Task statement: Copy, in full, each line of the material that holds the word "time".

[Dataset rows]
════════════════

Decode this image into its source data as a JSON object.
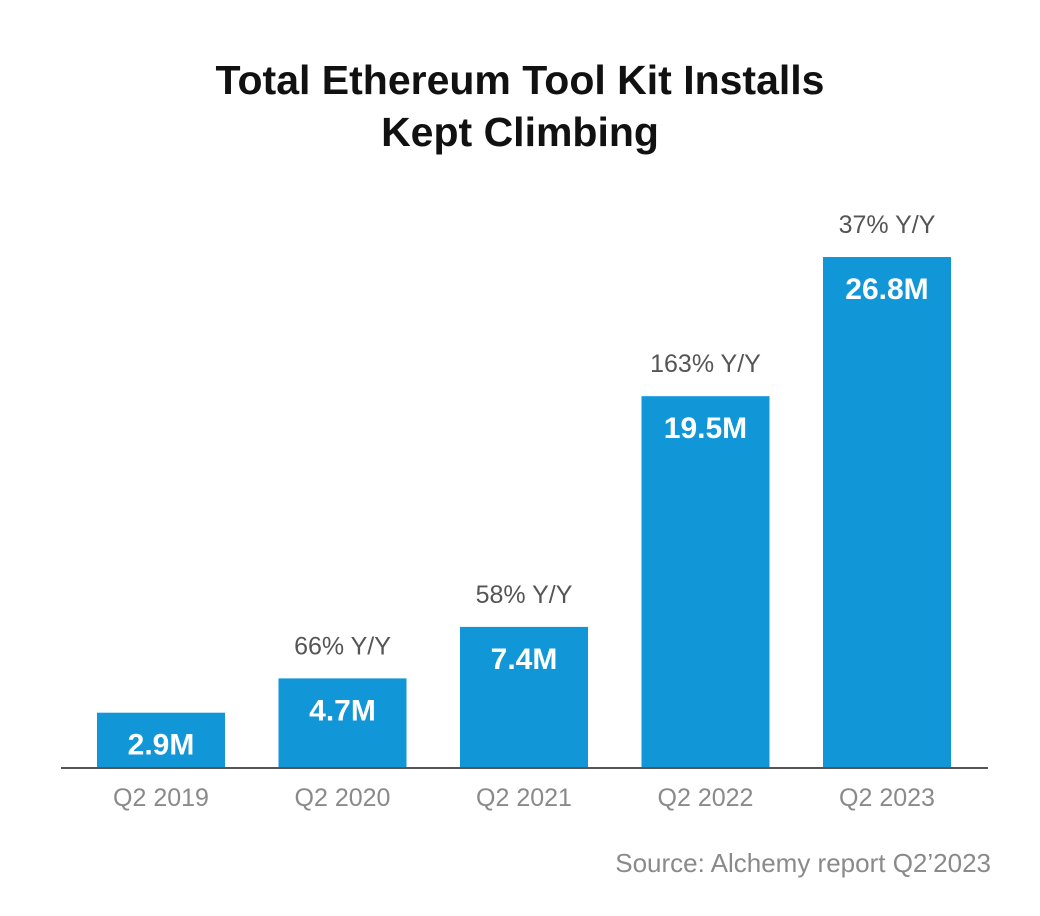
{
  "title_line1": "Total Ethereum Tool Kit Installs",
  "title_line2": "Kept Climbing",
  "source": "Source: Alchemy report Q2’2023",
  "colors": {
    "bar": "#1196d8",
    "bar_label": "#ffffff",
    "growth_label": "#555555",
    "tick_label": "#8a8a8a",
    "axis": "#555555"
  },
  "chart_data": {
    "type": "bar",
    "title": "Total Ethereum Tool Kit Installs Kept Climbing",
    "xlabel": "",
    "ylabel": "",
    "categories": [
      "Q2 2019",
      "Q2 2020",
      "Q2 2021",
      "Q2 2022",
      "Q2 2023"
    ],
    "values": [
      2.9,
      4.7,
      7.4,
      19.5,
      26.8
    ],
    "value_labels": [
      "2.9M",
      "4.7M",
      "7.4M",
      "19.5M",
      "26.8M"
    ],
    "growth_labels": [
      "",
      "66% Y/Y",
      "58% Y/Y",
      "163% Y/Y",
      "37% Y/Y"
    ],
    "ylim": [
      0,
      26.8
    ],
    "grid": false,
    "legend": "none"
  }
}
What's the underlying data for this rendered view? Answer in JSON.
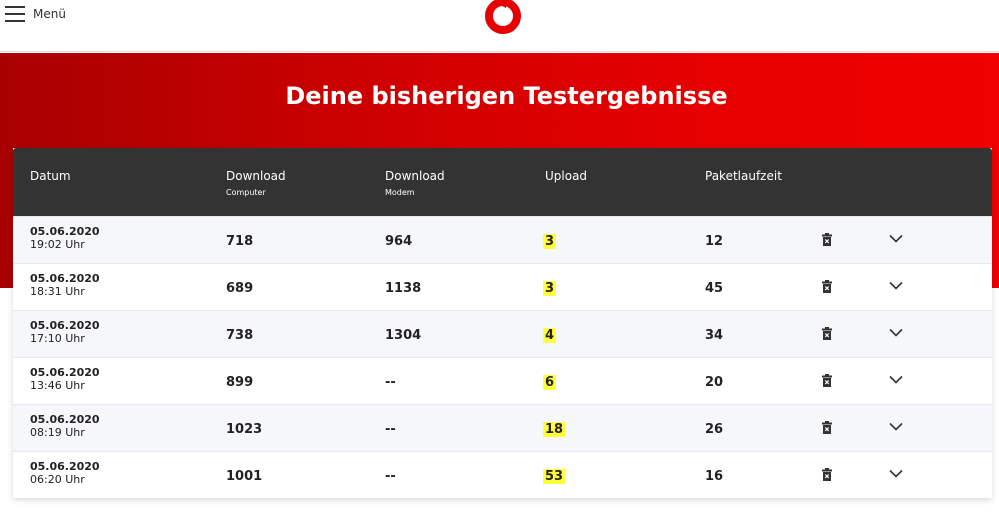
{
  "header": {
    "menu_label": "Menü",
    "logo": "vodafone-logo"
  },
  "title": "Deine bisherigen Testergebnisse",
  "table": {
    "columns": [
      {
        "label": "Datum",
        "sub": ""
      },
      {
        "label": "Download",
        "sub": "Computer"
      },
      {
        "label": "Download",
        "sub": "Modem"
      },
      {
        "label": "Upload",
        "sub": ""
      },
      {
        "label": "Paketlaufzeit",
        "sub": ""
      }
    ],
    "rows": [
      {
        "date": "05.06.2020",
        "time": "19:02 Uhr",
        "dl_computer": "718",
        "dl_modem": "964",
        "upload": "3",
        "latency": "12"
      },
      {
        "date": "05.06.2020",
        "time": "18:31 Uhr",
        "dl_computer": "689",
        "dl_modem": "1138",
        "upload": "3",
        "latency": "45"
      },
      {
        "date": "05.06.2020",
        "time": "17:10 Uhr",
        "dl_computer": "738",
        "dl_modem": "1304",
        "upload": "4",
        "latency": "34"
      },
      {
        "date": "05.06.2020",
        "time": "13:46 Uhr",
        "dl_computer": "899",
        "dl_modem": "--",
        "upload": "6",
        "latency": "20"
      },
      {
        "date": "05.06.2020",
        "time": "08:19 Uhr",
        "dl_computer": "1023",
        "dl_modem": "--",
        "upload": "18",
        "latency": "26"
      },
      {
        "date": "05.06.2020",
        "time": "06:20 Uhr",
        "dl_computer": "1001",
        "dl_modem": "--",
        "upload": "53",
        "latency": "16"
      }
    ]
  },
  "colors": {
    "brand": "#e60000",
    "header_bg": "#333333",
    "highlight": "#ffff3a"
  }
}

════════════════

Exercise response:
        "time": "19:02 Uhr",
        "time": "18:31 Uhr",
        "time": "17:10 Uhr",
        "time": "13:46 Uhr",
        "time": "08:19 Uhr",
        "time": "06:20 Uhr",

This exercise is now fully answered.